**EXERCISE REQUIREMENTS**. Collect all lines below with the string "jeunes".

**MATERIAL TO PROCESS**.
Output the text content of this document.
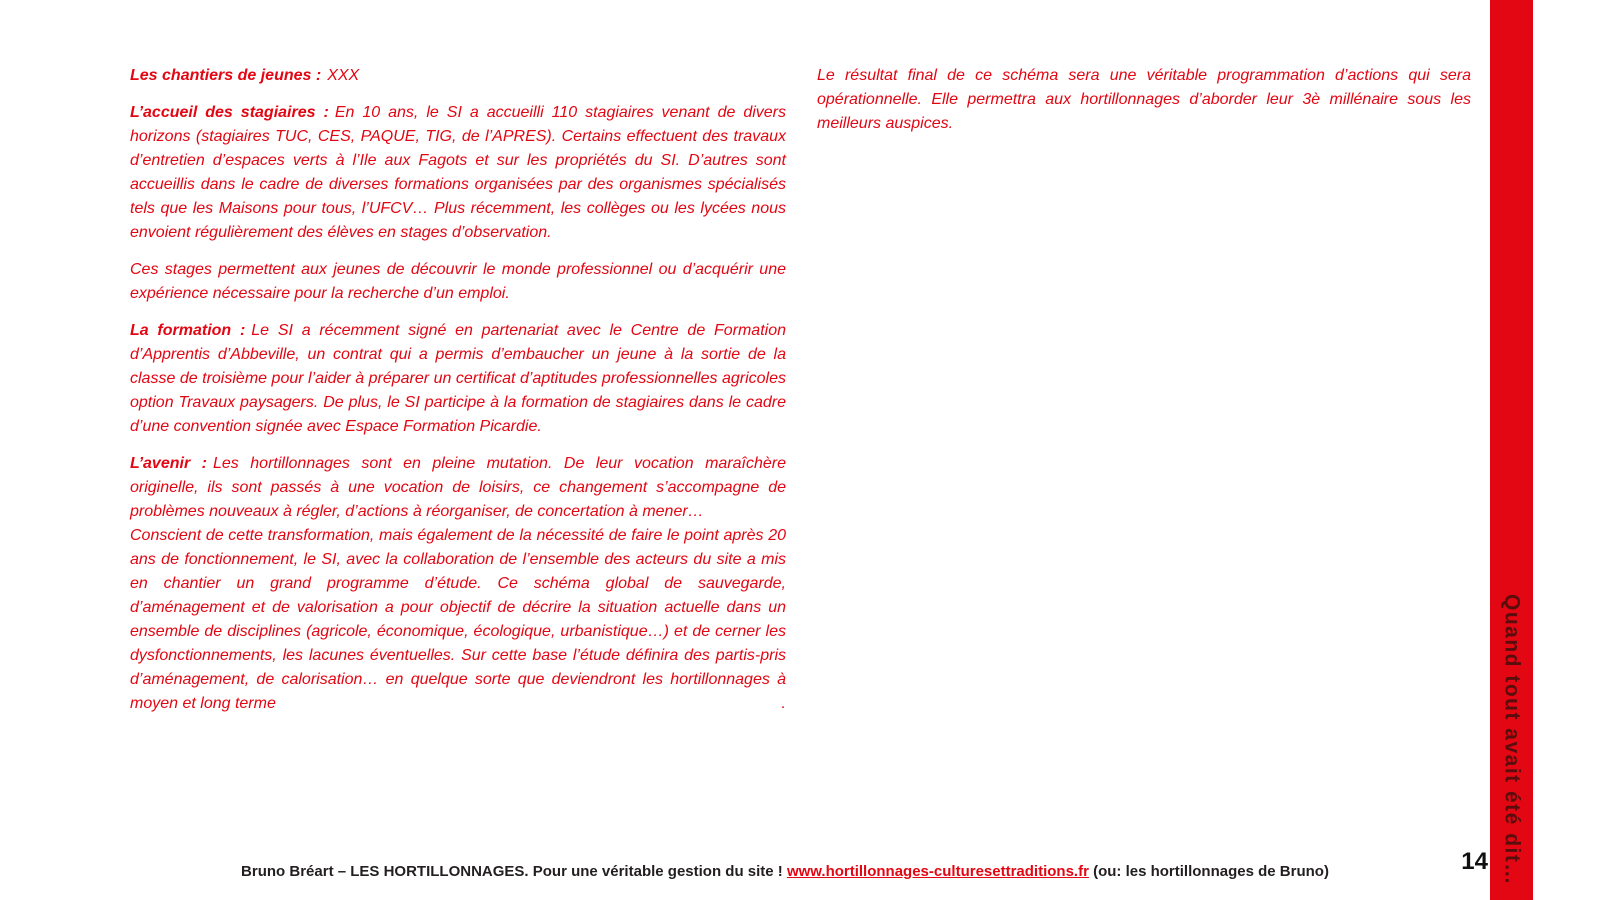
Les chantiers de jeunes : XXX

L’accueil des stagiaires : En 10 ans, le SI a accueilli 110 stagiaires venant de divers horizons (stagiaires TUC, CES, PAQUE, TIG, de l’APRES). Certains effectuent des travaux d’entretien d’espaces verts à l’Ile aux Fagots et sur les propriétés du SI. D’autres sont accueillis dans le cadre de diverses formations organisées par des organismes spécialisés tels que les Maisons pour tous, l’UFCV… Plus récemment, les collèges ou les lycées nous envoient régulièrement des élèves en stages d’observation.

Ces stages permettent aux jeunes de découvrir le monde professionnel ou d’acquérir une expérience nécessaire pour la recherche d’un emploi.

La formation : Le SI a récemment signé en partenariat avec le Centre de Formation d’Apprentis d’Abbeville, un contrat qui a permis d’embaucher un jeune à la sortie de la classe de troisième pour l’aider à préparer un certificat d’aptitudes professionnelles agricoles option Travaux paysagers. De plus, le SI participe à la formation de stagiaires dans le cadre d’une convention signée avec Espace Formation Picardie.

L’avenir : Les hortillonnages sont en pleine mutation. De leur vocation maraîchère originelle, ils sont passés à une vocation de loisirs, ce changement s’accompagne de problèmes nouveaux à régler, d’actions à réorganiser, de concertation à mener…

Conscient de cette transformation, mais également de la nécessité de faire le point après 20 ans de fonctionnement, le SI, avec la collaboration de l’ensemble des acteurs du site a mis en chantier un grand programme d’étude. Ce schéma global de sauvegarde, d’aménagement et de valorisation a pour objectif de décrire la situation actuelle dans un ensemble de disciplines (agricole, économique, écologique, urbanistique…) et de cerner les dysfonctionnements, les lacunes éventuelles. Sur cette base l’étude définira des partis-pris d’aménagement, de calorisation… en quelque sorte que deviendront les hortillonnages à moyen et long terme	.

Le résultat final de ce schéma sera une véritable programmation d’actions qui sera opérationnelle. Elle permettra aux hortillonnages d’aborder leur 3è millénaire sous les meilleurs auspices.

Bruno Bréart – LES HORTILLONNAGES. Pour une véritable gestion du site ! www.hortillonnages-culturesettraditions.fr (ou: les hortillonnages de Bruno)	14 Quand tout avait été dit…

**SOLUTION FOR THIS PROBLEM**.
Les chantiers de jeunes : XXX
Ces stages permettent aux jeunes de découvrir le monde professionnel ou d’acquérir une expérience nécessaire pour la recherche d’un emploi.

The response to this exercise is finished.